> _Exercise instructions_: Reproduce the closing part of the entries exactly: the line with "Extract all readable text from this page." and all lines after it, ending with the last line, and nothing else.

> _Dataset excerpts_:
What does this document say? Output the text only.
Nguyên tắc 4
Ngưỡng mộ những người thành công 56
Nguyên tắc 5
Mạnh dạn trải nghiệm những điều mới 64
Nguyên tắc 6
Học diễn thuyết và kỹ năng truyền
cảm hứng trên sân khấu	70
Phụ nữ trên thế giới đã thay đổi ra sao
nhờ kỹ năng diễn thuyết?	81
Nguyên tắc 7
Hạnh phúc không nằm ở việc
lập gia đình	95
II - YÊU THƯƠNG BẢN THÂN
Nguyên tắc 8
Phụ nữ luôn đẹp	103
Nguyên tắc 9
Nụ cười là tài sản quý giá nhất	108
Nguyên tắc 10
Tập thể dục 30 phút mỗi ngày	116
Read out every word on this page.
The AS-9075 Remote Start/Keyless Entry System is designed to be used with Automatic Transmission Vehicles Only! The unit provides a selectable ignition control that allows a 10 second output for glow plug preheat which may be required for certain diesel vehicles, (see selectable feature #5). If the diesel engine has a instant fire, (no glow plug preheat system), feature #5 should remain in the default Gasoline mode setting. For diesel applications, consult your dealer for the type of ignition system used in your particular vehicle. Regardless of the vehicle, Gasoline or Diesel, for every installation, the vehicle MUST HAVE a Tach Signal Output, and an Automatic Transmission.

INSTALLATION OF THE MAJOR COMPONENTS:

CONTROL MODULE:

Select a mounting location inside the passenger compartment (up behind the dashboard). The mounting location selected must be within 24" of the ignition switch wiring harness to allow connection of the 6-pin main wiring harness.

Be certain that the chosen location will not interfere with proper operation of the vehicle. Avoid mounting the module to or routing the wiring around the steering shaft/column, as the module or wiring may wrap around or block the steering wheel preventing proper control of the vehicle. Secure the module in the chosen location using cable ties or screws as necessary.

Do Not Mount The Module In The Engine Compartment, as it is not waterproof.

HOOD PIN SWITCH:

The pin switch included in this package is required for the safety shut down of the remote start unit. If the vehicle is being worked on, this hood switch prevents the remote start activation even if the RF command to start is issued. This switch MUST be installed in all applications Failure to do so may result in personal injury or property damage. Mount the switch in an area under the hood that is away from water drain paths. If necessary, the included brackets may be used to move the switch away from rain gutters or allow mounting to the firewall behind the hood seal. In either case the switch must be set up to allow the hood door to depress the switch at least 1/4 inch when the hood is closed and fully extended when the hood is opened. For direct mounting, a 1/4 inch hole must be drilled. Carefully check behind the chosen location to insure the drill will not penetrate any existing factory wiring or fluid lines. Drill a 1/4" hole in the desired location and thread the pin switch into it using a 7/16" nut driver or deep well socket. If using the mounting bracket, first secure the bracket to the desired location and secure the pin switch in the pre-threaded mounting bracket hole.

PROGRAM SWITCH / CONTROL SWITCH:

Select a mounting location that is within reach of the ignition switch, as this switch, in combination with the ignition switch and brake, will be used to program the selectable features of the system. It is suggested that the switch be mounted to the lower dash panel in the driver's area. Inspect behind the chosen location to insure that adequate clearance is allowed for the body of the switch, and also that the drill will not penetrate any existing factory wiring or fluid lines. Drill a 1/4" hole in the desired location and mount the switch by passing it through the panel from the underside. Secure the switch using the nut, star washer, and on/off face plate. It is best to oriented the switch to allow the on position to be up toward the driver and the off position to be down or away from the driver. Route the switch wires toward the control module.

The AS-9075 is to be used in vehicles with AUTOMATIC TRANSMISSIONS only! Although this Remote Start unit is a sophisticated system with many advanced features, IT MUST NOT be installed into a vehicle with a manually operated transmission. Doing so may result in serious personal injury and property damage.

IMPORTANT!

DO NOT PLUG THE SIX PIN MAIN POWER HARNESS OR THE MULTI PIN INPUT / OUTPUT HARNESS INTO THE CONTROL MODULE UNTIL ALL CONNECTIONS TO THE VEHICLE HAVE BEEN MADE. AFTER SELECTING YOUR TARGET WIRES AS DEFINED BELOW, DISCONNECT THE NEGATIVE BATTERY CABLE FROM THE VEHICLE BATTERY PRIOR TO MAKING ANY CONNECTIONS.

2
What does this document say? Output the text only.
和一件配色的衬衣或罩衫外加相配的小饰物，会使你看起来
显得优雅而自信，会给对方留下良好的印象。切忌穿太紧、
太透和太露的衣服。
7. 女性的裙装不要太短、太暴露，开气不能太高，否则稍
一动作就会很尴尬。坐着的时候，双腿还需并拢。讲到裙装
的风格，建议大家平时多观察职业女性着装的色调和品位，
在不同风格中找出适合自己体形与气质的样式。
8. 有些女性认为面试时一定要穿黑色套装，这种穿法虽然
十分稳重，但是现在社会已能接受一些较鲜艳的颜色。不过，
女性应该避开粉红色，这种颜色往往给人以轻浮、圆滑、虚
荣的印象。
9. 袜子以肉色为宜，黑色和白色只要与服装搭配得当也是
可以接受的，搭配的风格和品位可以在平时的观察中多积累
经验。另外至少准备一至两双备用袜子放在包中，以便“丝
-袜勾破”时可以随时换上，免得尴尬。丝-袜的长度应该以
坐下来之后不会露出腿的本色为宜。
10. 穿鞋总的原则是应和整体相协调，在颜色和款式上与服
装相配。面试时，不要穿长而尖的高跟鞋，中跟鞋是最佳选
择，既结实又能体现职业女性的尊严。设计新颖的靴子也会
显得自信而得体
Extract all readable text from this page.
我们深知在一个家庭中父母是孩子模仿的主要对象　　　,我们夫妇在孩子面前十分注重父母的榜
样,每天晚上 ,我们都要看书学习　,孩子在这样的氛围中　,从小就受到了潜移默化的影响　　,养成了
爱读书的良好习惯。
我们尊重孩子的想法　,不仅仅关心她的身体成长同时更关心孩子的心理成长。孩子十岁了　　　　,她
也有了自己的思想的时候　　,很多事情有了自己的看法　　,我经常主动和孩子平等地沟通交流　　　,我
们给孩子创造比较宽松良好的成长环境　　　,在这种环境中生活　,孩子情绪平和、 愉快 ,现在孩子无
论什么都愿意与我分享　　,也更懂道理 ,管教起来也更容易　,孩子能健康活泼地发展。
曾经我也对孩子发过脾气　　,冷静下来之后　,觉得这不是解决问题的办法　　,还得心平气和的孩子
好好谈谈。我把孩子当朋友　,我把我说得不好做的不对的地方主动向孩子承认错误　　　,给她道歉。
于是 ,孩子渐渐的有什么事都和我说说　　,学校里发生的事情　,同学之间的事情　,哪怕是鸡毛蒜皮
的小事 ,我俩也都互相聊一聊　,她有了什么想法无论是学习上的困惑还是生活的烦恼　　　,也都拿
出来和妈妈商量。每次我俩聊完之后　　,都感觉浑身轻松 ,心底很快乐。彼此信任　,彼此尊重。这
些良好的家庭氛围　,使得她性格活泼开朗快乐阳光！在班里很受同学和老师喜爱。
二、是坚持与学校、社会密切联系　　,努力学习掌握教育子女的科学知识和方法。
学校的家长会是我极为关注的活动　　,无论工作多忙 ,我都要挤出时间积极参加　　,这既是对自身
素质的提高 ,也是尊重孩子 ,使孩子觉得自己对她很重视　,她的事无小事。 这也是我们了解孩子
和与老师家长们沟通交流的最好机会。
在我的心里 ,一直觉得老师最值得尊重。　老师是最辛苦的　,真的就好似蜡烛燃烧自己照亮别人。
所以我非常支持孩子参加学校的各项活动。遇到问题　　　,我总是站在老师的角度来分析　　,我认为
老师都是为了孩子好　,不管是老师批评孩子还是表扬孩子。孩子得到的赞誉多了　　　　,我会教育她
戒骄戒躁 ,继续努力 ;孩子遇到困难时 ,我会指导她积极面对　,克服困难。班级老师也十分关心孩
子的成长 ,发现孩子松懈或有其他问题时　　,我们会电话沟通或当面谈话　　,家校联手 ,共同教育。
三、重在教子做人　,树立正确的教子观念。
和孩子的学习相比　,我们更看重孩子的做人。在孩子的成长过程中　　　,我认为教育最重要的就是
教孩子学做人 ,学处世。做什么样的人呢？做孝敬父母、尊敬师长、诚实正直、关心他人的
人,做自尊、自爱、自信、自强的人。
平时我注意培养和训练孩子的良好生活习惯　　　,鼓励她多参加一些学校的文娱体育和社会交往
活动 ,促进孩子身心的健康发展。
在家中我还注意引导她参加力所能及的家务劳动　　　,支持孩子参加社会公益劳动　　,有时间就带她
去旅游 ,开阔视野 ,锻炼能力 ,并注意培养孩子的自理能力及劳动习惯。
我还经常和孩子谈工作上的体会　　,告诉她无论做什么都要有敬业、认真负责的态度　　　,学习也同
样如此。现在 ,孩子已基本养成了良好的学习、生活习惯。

> _Written reply_:
Extract all readable text from this page.
我们深知在一个家庭中父母是孩子模仿的主要对象　　　,我们夫妇在孩子面前十分注重父母的榜
样,每天晚上 ,我们都要看书学习　,孩子在这样的氛围中　,从小就受到了潜移默化的影响　　,养成了
爱读书的良好习惯。
我们尊重孩子的想法　,不仅仅关心她的身体成长同时更关心孩子的心理成长。孩子十岁了　　　　,她
也有了自己的思想的时候　　,很多事情有了自己的看法　　,我经常主动和孩子平等地沟通交流　　　,我
们给孩子创造比较宽松良好的成长环境　　　,在这种环境中生活　,孩子情绪平和、 愉快 ,现在孩子无
论什么都愿意与我分享　　,也更懂道理 ,管教起来也更容易　,孩子能健康活泼地发展。
曾经我也对孩子发过脾气　　,冷静下来之后　,觉得这不是解决问题的办法　　,还得心平气和的孩子
好好谈谈。我把孩子当朋友　,我把我说得不好做的不对的地方主动向孩子承认错误　　　,给她道歉。
于是 ,孩子渐渐的有什么事都和我说说　　,学校里发生的事情　,同学之间的事情　,哪怕是鸡毛蒜皮
的小事 ,我俩也都互相聊一聊　,她有了什么想法无论是学习上的困惑还是生活的烦恼　　　,也都拿
出来和妈妈商量。每次我俩聊完之后　　,都感觉浑身轻松 ,心底很快乐。彼此信任　,彼此尊重。这
些良好的家庭氛围　,使得她性格活泼开朗快乐阳光！在班里很受同学和老师喜爱。
二、是坚持与学校、社会密切联系　　,努力学习掌握教育子女的科学知识和方法。
学校的家长会是我极为关注的活动　　,无论工作多忙 ,我都要挤出时间积极参加　　,这既是对自身
素质的提高 ,也是尊重孩子 ,使孩子觉得自己对她很重视　,她的事无小事。 这也是我们了解孩子
和与老师家长们沟通交流的最好机会。
在我的心里 ,一直觉得老师最值得尊重。　老师是最辛苦的　,真的就好似蜡烛燃烧自己照亮别人。
所以我非常支持孩子参加学校的各项活动。遇到问题　　　,我总是站在老师的角度来分析　　,我认为
老师都是为了孩子好　,不管是老师批评孩子还是表扬孩子。孩子得到的赞誉多了　　　　,我会教育她
戒骄戒躁 ,继续努力 ;孩子遇到困难时 ,我会指导她积极面对　,克服困难。班级老师也十分关心孩
子的成长 ,发现孩子松懈或有其他问题时　　,我们会电话沟通或当面谈话　　,家校联手 ,共同教育。
三、重在教子做人　,树立正确的教子观念。
和孩子的学习相比　,我们更看重孩子的做人。在孩子的成长过程中　　　,我认为教育最重要的就是
教孩子学做人 ,学处世。做什么样的人呢？做孝敬父母、尊敬师长、诚实正直、关心他人的
人,做自尊、自爱、自信、自强的人。
平时我注意培养和训练孩子的良好生活习惯　　　,鼓励她多参加一些学校的文娱体育和社会交往
活动 ,促进孩子身心的健康发展。
在家中我还注意引导她参加力所能及的家务劳动　　　,支持孩子参加社会公益劳动　　,有时间就带她
去旅游 ,开阔视野 ,锻炼能力 ,并注意培养孩子的自理能力及劳动习惯。
我还经常和孩子谈工作上的体会　　,告诉她无论做什么都要有敬业、认真负责的态度　　　,学习也同
样如此。现在 ,孩子已基本养成了良好的学习、生活习惯。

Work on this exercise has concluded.